— SOURCE DOCUMENT —
———

An Ascend-ing REIT? - Analysis of Ascendas REIT (Part 2)

ascendas reit reits stocks Mar 04, 2019

by: Dean Goh for

All examples and stocks quoted here in this article and on the ProButterflyTM and REITScreenerTM site are for learning purposes; it does NOT constitute financial advice or a Buy/Sell recommendation. Contents are reflective of personal views and readers are responsible for their own investments and are advised to perform their own independent due diligence and take into account their own financial situation. If in any doubt about the investment action you should take, you should consult a professional certified financial adviser.

Listed at the end of 2007, Ascendas REIT (A-REIT) is the largest Industrial REIT listed on the SGX in terms of market capitalisation. It has 145 industrial properties from logistics spaces to Business Parks that house a diverse range of industries and companies. A-REIT’s properties are located in the UK, Australia and Singapore, though a large majority of its investment properties (in property value terms) are located in Singapore.

———

— RECORDED DATA —
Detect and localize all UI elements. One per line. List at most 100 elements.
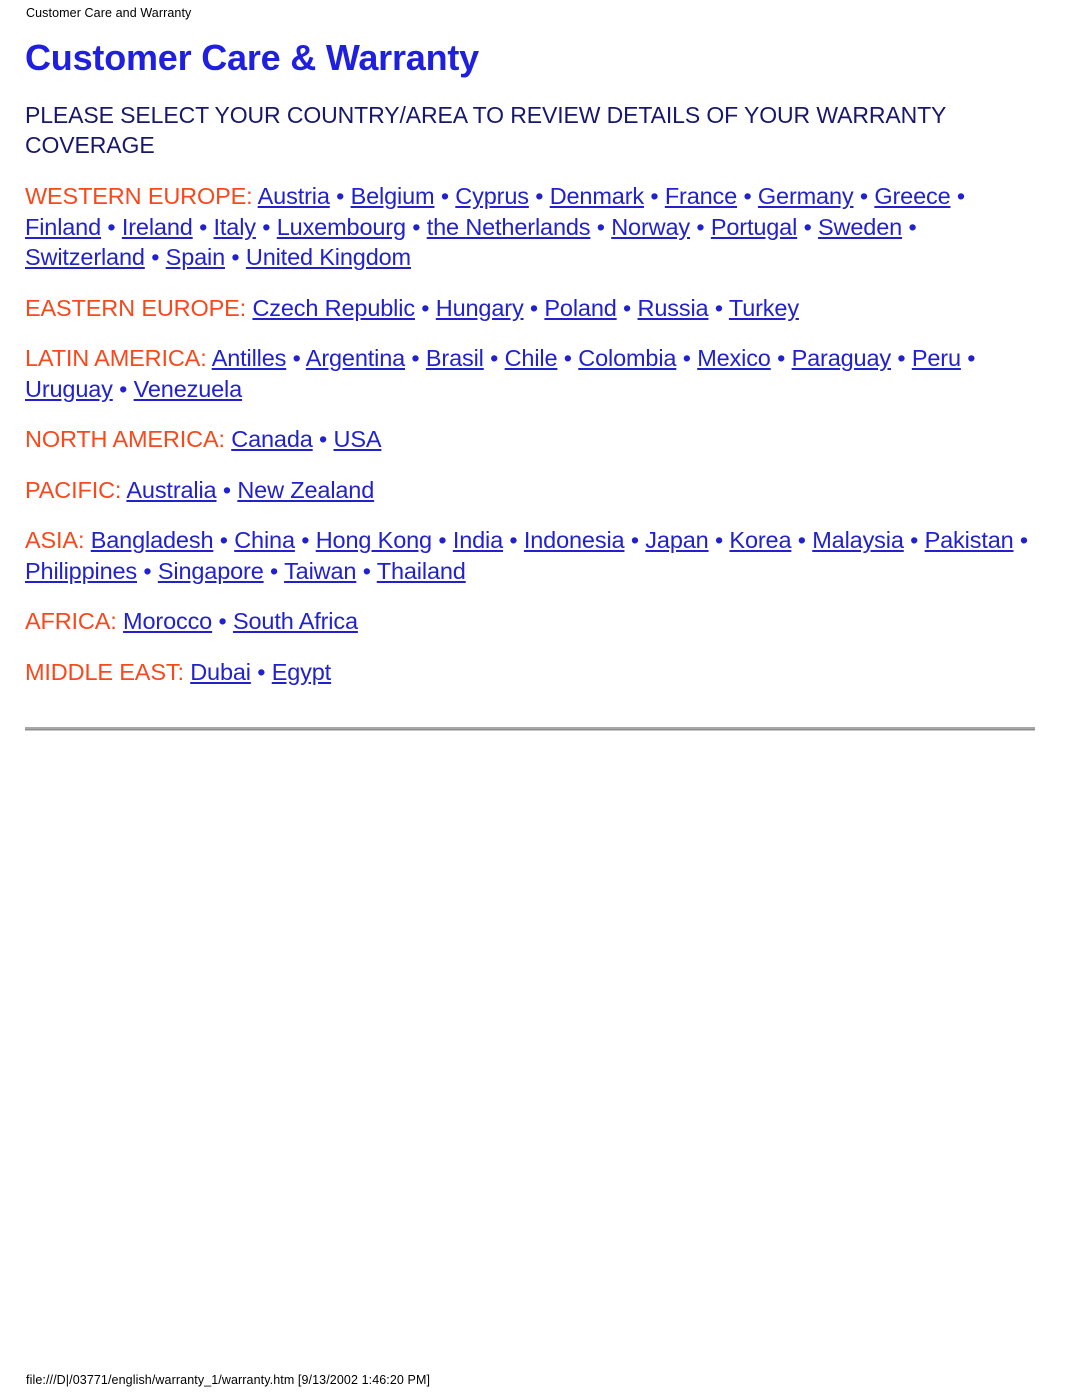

———

— THE REQUEST —
Could you write the next part of the Ascendas REIT analysis, picking up after the sentence ending "are located in Singapore."?

— EXERCISE RESULT —
In the first part of this 2-part series on A-REIT, we analysed the market trends of the Industrial property market:

This article presents the second part of the series, where we take a closer look at A-REIT’s financial health, their latest quarterly financial report, and their upcoming plans for the future.

Fundamentals of A-REIT

1. Financial Figures

With the latest financial figures of A-REIT in Q3 FY18/19, we compare them with the figures from the preceding quarter (Q2 FY18/19) and with the same financial period of last year (Q3 FY17/18).

  • Q3 FY18/19 posted the highest Gross Revenue across the 3 aforementioned quarters. This was mainly due to acquisitions of mostly logistics properties in the UK and Australia in 2018. The increase in gross revenue compared to the same quarter of last year was partially offset by non-renewals at certain properties located in Singapore.
  • Further, Q3 FY18/19 posted the highest Net Property Income across the 3 aforementioned quarters. This was mainly due to lower tax and operating expenses incurred in Q3 FY18/19 compared to Q3 FY17/18 and Q2 FY18/19 respectively.
  • Moreover, Q3 FY18/19 posted the highest Distributable Income across the 3 aforementioned quarters. However, this was due to the rental support A-REIT received from the new acquisitions from the UK and Australia.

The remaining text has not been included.